DATA SUPPLIED:

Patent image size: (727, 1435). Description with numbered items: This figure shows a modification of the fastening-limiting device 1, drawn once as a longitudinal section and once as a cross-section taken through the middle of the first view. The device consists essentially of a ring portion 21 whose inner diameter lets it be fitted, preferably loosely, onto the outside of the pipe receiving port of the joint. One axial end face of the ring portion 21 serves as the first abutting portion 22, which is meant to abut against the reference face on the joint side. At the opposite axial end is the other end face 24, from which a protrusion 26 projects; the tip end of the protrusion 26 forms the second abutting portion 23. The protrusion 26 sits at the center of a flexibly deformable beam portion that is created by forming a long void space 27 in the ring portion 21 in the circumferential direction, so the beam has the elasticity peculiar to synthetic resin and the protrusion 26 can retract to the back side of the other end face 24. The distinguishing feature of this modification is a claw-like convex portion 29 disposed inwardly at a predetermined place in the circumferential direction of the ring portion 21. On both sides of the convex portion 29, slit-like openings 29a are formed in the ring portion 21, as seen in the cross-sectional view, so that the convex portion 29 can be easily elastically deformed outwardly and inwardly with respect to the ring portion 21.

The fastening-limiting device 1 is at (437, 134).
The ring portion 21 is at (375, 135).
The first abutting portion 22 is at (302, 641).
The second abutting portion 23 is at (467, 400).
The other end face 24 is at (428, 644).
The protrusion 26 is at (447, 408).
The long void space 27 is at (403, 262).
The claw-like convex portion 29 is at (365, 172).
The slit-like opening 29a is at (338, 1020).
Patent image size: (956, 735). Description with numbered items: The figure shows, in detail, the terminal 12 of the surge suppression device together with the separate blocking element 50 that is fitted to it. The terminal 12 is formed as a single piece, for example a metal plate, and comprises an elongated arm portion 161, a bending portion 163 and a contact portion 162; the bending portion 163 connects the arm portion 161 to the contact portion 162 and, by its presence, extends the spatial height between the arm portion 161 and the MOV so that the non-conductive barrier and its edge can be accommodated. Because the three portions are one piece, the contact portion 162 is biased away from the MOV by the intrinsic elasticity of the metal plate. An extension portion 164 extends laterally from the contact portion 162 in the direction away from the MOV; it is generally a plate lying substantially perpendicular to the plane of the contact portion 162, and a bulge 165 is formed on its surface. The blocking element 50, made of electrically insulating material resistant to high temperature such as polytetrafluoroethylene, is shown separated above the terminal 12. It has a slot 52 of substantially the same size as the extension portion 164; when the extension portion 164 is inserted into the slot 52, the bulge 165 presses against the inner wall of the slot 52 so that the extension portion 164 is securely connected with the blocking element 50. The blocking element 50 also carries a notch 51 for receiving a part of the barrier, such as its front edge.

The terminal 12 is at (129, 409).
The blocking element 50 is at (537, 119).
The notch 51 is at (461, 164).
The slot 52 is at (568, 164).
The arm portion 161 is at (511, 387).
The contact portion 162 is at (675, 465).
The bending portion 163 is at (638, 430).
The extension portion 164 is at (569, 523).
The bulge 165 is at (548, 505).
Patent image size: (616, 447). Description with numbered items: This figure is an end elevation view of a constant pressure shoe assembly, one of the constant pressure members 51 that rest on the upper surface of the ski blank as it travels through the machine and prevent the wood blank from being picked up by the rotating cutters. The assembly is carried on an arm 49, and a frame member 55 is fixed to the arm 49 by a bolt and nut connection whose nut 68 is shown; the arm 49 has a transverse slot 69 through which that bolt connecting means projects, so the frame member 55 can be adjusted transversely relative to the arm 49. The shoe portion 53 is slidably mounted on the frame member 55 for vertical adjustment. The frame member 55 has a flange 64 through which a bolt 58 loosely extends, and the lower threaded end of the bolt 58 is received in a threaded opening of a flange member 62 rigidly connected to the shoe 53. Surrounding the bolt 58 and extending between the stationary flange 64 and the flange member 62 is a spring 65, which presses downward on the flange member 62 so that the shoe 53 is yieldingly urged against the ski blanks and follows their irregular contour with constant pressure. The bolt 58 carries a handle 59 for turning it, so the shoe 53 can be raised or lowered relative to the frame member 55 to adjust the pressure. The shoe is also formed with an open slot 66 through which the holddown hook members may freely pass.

SET TASK: Rewrite every item above, putting "Numbered description" wherever "Description with numbered items" appears and changing nothing else.

CORRECT OUTPUT:
Patent image size: (727, 1435). Numbered description: This figure shows a modification of the fastening-limiting device 1, drawn once as a longitudinal section and once as a cross-section taken through the middle of the first view. The device consists essentially of a ring portion 21 whose inner diameter lets it be fitted, preferably loosely, onto the outside of the pipe receiving port of the joint. One axial end face of the ring portion 21 serves as the first abutting portion 22, which is meant to abut against the reference face on the joint side. At the opposite axial end is the other end face 24, from which a protrusion 26 projects; the tip end of the protrusion 26 forms the second abutting portion 23. The protrusion 26 sits at the center of a flexibly deformable beam portion that is created by forming a long void space 27 in the ring portion 21 in the circumferential direction, so the beam has the elasticity peculiar to synthetic resin and the protrusion 26 can retract to the back side of the other end face 24. The distinguishing feature of this modification is a claw-like convex portion 29 disposed inwardly at a predetermined place in the circumferential direction of the ring portion 21. On both sides of the convex portion 29, slit-like openings 29a are formed in the ring portion 21, as seen in the cross-sectional view, so that the convex portion 29 can be easily elastically deformed outwardly and inwardly with respect to the ring portion 21.

The fastening-limiting device 1 is at (437, 134).
The ring portion 21 is at (375, 135).
The first abutting portion 22 is at (302, 641).
The second abutting portion 23 is at (467, 400).
The other end face 24 is at (428, 644).
The protrusion 26 is at (447, 408).
The long void space 27 is at (403, 262).
The claw-like convex portion 29 is at (365, 172).
The slit-like opening 29a is at (338, 1020).
Patent image size: (956, 735). Numbered description: The figure shows, in detail, the terminal 12 of the surge suppression device together with the separate blocking element 50 that is fitted to it. The terminal 12 is formed as a single piece, for example a metal plate, and comprises an elongated arm portion 161, a bending portion 163 and a contact portion 162; the bending portion 163 connects the arm portion 161 to the contact portion 162 and, by its presence, extends the spatial height between the arm portion 161 and the MOV so that the non-conductive barrier and its edge can be accommodated. Because the three portions are one piece, the contact portion 162 is biased away from the MOV by the intrinsic elasticity of the metal plate. An extension portion 164 extends laterally from the contact portion 162 in the direction away from the MOV; it is generally a plate lying substantially perpendicular to the plane of the contact portion 162, and a bulge 165 is formed on its surface. The blocking element 50, made of electrically insulating material resistant to high temperature such as polytetrafluoroethylene, is shown separated above the terminal 12. It has a slot 52 of substantially the same size as the extension portion 164; when the extension portion 164 is inserted into the slot 52, the bulge 165 presses against the inner wall of the slot 52 so that the extension portion 164 is securely connected with the blocking element 50. The blocking element 50 also carries a notch 51 for receiving a part of the barrier, such as its front edge.

The terminal 12 is at (129, 409).
The blocking element 50 is at (537, 119).
The notch 51 is at (461, 164).
The slot 52 is at (568, 164).
The arm portion 161 is at (511, 387).
The contact portion 162 is at (675, 465).
The bending portion 163 is at (638, 430).
The extension portion 164 is at (569, 523).
The bulge 165 is at (548, 505).
Patent image size: (616, 447). Numbered description: This figure is an end elevation view of a constant pressure shoe assembly, one of the constant pressure members 51 that rest on the upper surface of the ski blank as it travels through the machine and prevent the wood blank from being picked up by the rotating cutters. The assembly is carried on an arm 49, and a frame member 55 is fixed to the arm 49 by a bolt and nut connection whose nut 68 is shown; the arm 49 has a transverse slot 69 through which that bolt connecting means projects, so the frame member 55 can be adjusted transversely relative to the arm 49. The shoe portion 53 is slidably mounted on the frame member 55 for vertical adjustment. The frame member 55 has a flange 64 through which a bolt 58 loosely extends, and the lower threaded end of the bolt 58 is received in a threaded opening of a flange member 62 rigidly connected to the shoe 53. Surrounding the bolt 58 and extending between the stationary flange 64 and the flange member 62 is a spring 65, which presses downward on the flange member 62 so that the shoe 53 is yieldingly urged against the ski blanks and follows their irregular contour with constant pressure. The bolt 58 carries a handle 59 for turning it, so the shoe 53 can be raised or lowered relative to the frame member 55 to adjust the pressure. The shoe is also formed with an open slot 66 through which the holddown hook members may freely pass.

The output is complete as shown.